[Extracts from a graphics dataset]
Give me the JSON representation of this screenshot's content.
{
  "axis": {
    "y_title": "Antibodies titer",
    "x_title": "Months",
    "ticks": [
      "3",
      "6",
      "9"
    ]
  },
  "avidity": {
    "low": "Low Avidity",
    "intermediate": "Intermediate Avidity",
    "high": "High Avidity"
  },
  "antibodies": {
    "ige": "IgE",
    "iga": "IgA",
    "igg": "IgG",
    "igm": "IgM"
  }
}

* YOUR GOAL *
Transcribe every entry word for word.

* SOLUTION TO THIS TASK *
Give me the JSON representation of this screenshot's content.
{
  "axis": {
    "y_title": "Antibodies titer",
    "x_title": "Months",
    "ticks": [
      "3",
      "6",
      "9"
    ]
  },
  "avidity": {
    "low": "Low Avidity",
    "intermediate": "Intermediate Avidity",
    "high": "High Avidity"
  },
  "antibodies": {
    "ige": "IgE",
    "iga": "IgA",
    "igg": "IgG",
    "igm": "IgM"
  }
}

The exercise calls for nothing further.